- **Aim of the task**:
Find all lines in the records that include the word "https", and copy them out.
------ Exercise inputs
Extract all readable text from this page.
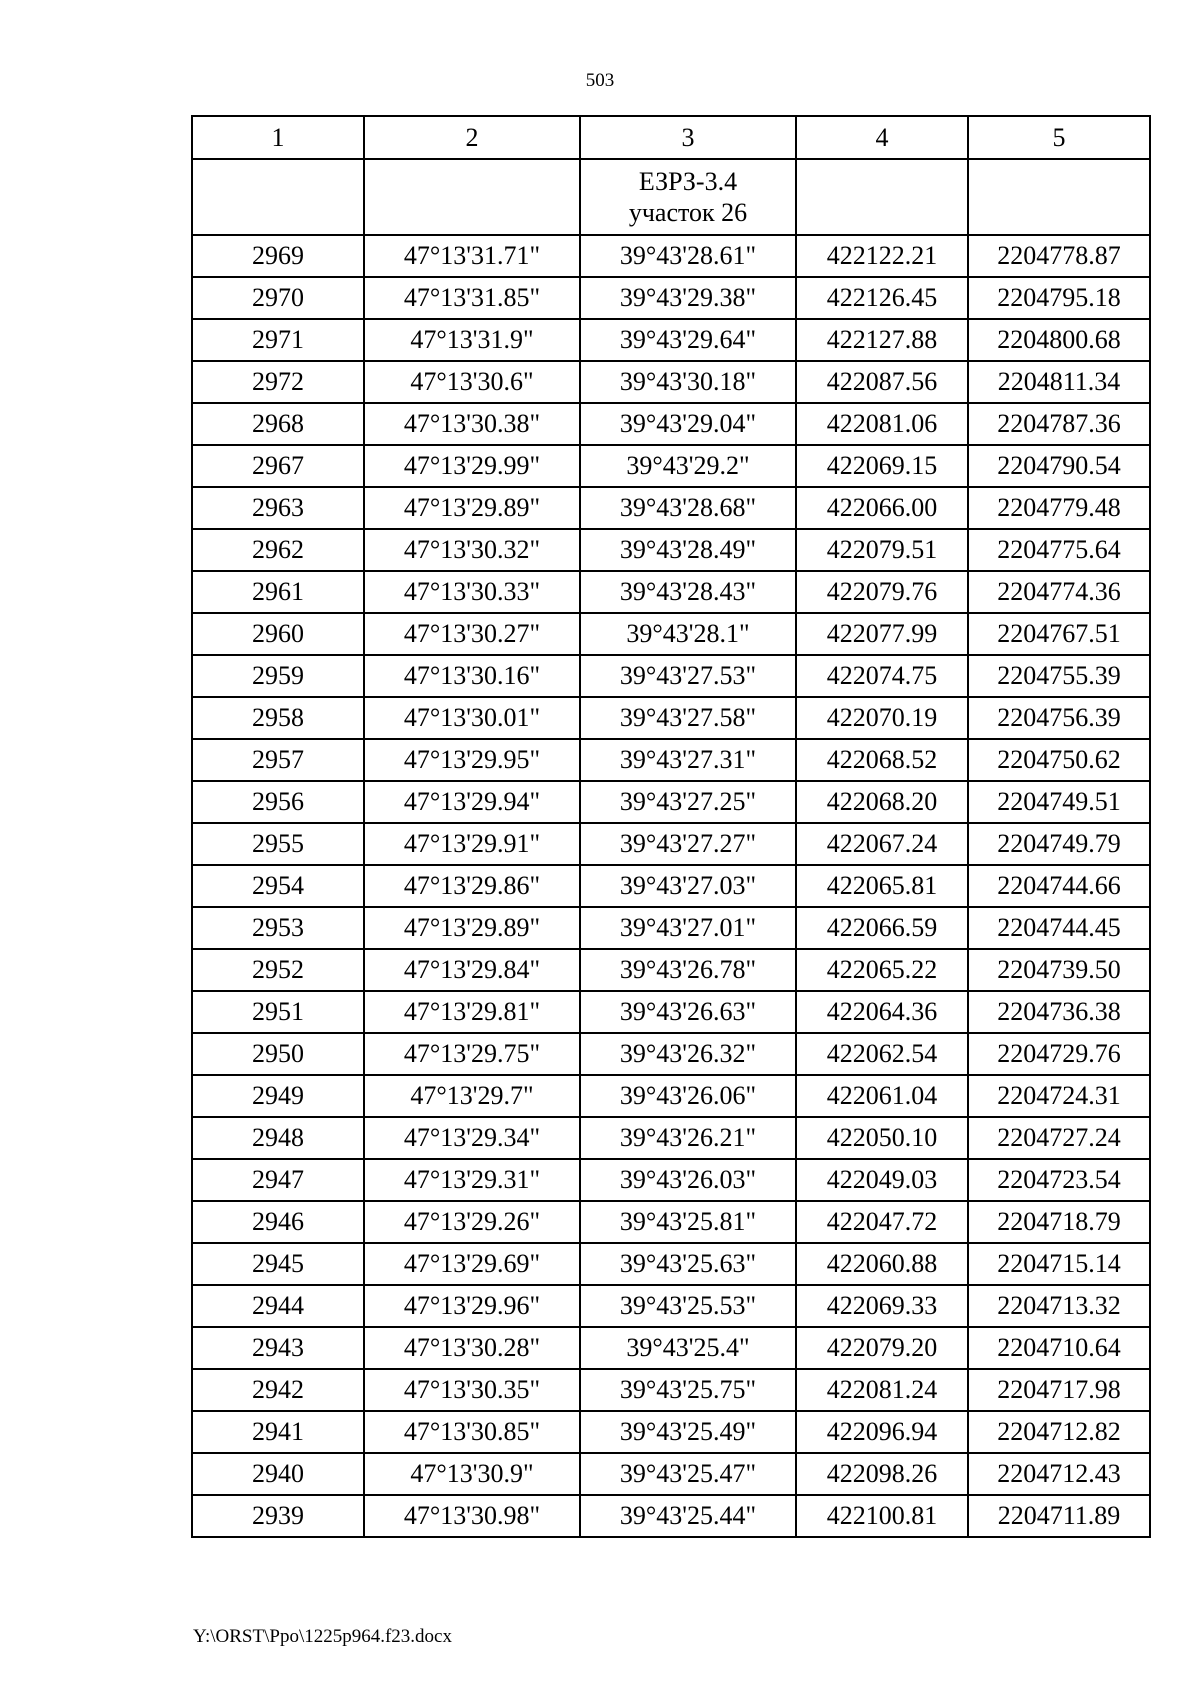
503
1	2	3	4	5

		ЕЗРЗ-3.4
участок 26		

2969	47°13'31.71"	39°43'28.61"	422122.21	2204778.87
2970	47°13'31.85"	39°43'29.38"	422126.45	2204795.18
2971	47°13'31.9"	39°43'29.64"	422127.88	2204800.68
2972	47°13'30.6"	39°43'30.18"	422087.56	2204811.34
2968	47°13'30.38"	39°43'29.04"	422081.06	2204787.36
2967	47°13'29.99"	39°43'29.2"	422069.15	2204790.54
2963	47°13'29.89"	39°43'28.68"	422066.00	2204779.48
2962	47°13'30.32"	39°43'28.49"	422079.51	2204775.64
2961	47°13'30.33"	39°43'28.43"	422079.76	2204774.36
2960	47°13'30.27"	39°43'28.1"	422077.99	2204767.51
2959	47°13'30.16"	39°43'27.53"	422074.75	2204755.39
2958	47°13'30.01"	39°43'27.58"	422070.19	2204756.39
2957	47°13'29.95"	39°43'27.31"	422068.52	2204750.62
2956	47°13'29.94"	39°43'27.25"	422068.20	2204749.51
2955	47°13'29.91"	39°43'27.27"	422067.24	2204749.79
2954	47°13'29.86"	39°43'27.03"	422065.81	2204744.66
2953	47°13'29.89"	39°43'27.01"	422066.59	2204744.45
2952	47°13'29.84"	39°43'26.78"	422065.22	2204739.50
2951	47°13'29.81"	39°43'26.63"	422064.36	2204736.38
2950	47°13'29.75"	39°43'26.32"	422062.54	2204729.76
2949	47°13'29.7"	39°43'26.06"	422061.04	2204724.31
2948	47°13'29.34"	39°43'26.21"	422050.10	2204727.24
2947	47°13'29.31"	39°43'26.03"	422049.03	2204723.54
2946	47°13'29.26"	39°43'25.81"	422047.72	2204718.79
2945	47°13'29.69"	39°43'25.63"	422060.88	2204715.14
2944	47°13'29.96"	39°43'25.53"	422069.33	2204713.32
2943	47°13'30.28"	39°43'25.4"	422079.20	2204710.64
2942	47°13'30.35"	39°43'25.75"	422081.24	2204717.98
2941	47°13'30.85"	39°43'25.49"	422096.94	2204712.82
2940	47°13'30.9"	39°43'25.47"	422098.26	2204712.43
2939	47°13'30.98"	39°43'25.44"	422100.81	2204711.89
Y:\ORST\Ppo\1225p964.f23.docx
------------
------ Exercise inputs
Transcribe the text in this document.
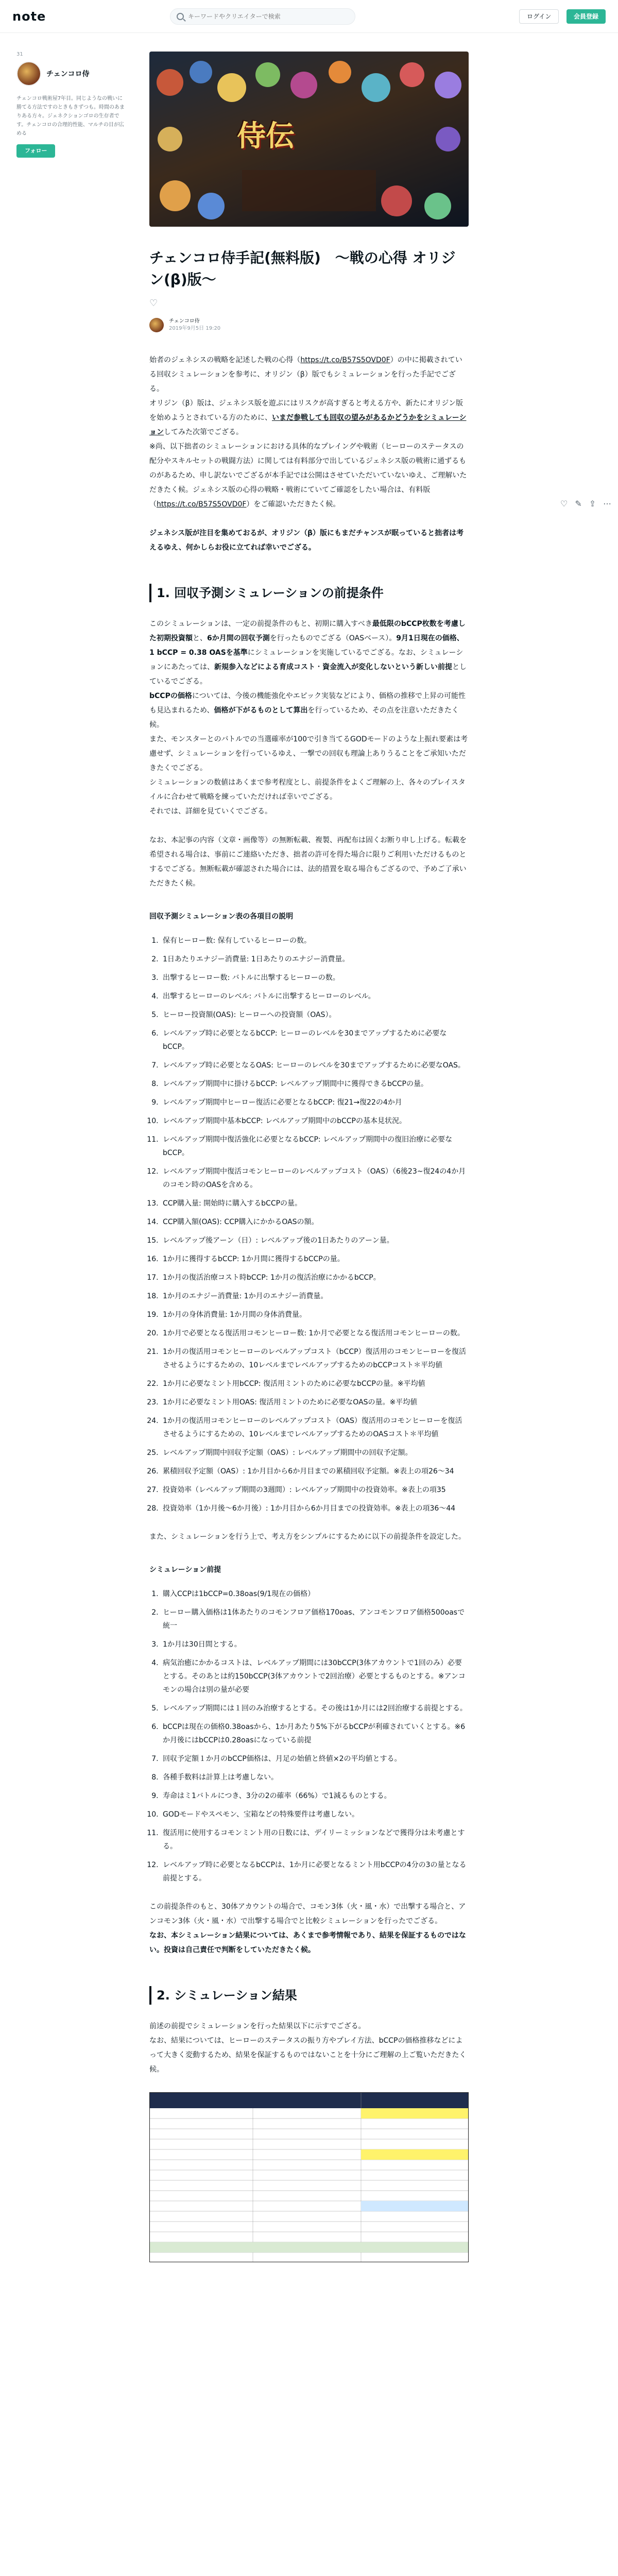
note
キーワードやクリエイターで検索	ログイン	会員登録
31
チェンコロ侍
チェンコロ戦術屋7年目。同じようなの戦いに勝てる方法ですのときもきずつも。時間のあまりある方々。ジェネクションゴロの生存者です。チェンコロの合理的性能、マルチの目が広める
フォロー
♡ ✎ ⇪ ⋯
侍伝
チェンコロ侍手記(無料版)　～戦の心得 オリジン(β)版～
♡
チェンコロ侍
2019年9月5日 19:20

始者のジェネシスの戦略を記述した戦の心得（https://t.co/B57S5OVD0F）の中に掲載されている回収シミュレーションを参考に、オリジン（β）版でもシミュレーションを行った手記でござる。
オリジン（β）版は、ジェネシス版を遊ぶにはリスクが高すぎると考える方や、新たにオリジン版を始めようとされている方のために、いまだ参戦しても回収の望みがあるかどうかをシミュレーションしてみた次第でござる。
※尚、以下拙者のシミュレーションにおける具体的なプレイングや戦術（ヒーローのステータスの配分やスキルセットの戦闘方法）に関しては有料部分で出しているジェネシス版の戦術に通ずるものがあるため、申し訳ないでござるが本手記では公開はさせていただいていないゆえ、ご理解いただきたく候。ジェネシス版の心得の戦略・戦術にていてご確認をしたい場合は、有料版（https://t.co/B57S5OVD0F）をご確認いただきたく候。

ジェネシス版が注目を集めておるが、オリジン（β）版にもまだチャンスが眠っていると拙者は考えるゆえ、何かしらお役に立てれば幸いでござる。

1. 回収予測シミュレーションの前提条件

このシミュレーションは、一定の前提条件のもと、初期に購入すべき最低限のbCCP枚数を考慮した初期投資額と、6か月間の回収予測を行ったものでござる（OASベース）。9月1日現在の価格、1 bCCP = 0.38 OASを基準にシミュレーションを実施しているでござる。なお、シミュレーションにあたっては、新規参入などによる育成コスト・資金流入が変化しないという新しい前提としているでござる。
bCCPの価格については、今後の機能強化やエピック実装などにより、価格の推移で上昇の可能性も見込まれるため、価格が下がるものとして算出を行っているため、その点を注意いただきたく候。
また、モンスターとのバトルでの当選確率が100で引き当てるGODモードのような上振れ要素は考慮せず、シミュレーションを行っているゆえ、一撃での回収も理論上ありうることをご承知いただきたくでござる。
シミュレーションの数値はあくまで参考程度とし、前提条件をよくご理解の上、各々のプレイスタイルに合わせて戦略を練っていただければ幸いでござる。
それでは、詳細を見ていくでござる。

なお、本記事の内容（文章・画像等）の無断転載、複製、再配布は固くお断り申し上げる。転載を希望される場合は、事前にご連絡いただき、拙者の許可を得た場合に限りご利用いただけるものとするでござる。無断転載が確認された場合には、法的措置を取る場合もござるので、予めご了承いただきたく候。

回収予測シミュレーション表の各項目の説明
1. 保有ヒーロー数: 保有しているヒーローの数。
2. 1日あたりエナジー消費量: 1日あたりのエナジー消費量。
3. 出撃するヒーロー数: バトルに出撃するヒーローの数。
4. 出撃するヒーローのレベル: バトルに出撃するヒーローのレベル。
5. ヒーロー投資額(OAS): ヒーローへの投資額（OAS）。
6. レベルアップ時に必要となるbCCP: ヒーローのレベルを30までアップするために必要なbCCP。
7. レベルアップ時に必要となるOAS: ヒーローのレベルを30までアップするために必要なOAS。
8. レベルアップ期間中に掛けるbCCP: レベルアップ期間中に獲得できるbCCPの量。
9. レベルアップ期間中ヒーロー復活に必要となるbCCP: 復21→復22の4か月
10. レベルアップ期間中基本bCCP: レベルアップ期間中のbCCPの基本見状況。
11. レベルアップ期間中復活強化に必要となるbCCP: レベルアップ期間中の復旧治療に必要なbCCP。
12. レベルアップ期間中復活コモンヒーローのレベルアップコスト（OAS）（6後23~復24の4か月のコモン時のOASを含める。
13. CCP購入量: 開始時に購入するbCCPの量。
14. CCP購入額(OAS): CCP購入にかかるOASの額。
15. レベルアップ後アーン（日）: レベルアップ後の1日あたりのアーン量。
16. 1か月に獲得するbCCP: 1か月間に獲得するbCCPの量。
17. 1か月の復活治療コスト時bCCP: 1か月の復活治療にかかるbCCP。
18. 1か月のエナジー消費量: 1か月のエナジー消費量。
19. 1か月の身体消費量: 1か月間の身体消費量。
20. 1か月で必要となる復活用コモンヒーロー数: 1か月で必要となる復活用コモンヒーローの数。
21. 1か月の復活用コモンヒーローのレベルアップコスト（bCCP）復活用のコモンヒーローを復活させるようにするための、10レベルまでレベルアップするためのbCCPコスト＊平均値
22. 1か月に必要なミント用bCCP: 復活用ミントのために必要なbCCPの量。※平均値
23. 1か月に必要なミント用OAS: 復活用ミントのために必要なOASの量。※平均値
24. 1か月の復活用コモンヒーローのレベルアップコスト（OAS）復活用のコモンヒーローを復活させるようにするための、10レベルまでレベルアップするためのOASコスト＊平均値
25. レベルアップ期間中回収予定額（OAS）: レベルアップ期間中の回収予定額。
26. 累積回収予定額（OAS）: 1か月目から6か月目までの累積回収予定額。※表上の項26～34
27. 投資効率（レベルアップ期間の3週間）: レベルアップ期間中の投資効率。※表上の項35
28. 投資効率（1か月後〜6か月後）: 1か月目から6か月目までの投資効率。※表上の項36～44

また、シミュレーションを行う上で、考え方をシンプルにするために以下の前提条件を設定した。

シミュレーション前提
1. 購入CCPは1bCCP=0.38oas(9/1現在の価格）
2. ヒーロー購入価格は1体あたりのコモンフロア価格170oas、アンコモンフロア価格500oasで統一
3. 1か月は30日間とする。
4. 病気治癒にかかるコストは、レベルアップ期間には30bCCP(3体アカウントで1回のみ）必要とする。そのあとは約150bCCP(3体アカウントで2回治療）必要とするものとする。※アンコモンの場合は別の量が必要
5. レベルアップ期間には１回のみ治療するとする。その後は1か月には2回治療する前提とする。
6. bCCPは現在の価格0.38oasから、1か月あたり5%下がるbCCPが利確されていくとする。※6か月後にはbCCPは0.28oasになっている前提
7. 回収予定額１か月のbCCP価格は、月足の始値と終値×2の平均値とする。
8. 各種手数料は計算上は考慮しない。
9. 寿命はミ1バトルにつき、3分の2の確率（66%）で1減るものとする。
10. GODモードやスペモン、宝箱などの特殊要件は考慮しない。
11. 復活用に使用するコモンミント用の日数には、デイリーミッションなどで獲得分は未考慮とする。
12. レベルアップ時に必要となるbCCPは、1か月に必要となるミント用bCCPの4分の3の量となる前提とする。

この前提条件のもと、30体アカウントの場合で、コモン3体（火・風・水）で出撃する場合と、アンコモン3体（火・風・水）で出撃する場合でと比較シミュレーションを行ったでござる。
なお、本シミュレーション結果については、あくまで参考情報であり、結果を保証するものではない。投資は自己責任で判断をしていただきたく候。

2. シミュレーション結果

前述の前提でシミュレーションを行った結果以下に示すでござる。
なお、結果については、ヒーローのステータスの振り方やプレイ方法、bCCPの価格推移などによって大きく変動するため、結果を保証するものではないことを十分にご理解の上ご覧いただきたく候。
------------
- **Exercise response**:
始者のジェネシスの戦略を記述した戦の心得（https://t.co/B57S5OVD0F）の中に掲載されている回収シミュレーションを参考に、オリジン（β）版でもシミュレーションを行った手記でござる。
※尚、以下拙者のシミュレーションにおける具体的なプレイングや戦術（ヒーローのステータスの配分やスキルセットの戦闘方法）に関しては有料部分で出しているジェネシス版の戦術に通ずるものがあるため、申し訳ないでござるが本手記では公開はさせていただいていないゆえ、ご理解いただきたく候。ジェネシス版の心得の戦略・戦術にていてご確認をしたい場合は、有料版（https://t.co/B57S5OVD0F）をご確認いただきたく候。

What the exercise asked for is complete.